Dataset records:
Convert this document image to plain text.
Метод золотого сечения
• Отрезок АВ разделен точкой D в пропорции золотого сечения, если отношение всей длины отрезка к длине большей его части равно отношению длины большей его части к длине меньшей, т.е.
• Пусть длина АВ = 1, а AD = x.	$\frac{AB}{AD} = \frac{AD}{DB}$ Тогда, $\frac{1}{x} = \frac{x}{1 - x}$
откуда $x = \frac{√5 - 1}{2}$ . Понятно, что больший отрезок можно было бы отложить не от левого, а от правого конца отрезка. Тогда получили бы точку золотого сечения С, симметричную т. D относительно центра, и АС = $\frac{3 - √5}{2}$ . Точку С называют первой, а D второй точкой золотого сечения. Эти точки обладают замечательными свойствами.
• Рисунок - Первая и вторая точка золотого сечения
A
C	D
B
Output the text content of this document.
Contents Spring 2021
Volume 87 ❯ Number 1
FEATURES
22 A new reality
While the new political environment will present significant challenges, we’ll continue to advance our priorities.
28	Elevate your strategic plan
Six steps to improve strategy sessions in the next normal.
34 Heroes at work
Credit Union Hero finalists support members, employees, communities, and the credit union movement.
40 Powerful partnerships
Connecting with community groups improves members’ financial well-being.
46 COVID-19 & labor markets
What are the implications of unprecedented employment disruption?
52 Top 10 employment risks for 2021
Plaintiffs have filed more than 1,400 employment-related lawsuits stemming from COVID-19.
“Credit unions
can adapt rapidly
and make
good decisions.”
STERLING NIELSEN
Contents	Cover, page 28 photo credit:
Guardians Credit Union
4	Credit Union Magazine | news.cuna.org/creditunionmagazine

--

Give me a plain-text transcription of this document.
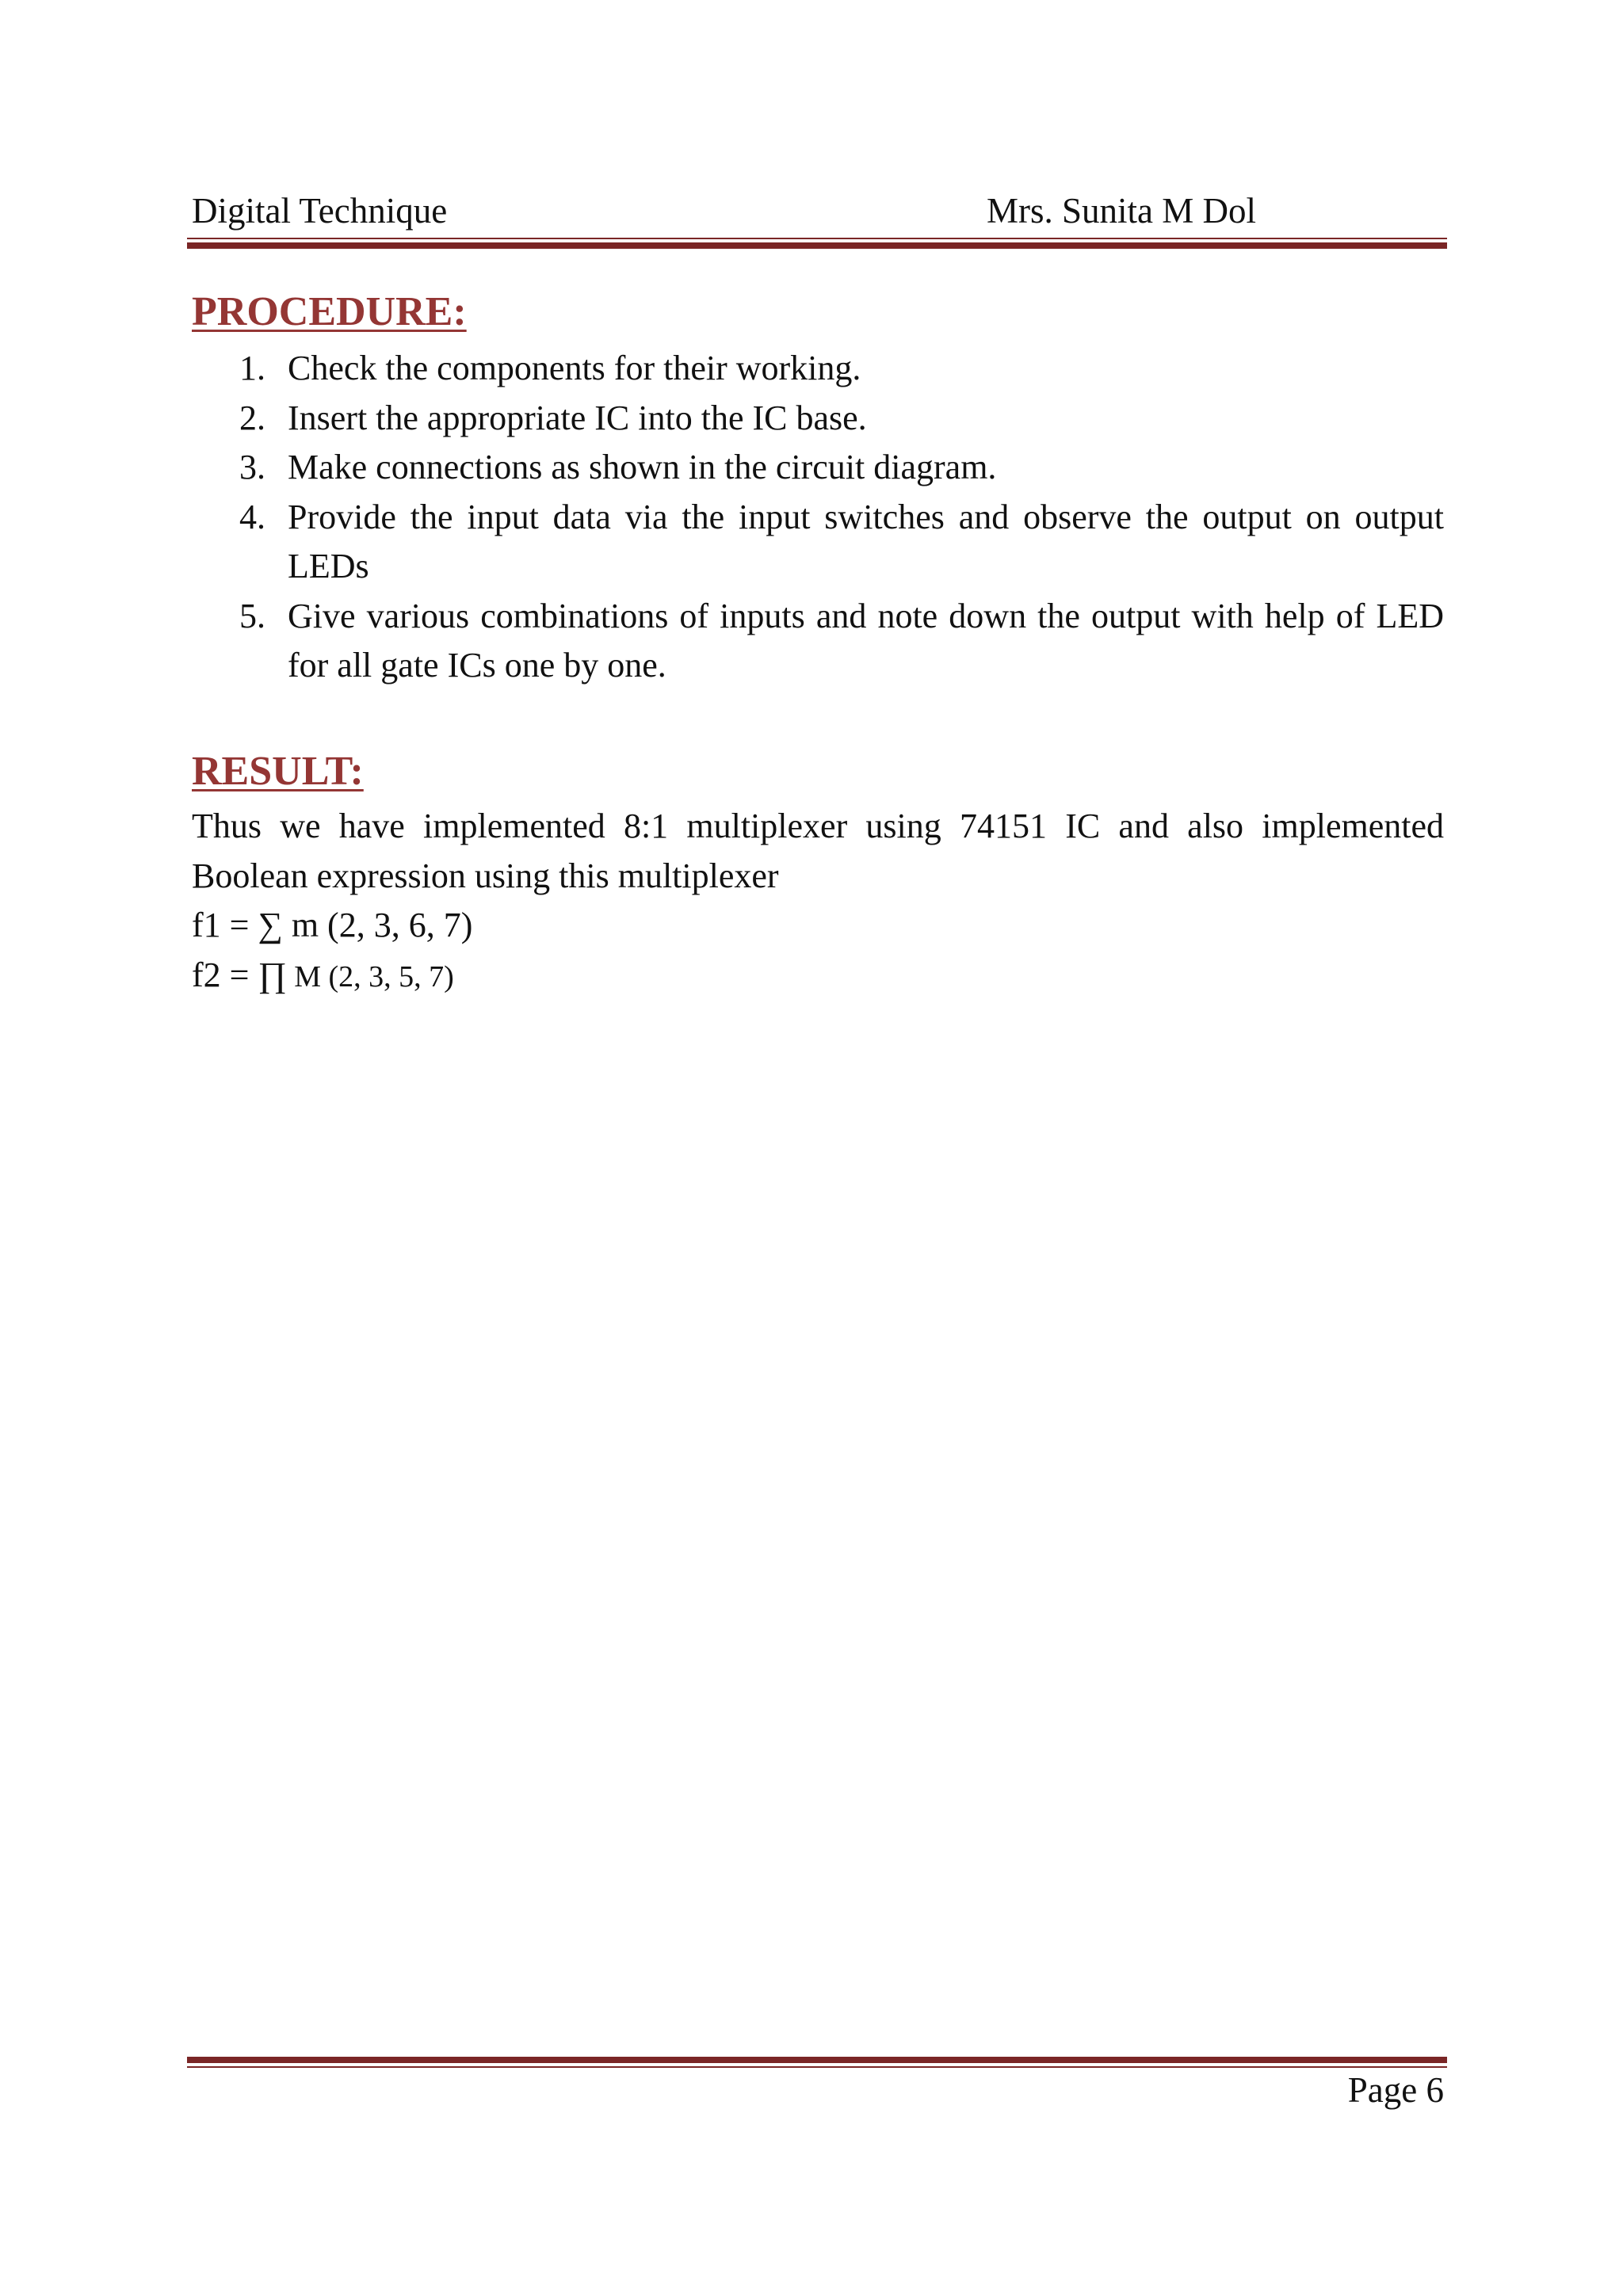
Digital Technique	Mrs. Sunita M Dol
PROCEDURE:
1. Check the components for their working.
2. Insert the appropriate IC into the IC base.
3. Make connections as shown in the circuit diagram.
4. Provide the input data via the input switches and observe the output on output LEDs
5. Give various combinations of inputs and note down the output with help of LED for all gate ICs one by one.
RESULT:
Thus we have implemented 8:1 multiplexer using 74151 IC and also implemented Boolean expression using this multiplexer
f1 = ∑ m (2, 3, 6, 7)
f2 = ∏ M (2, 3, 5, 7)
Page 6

## Task prompt
From the material above, count the lines that include "with" and give only the total.

## Solved exercise
2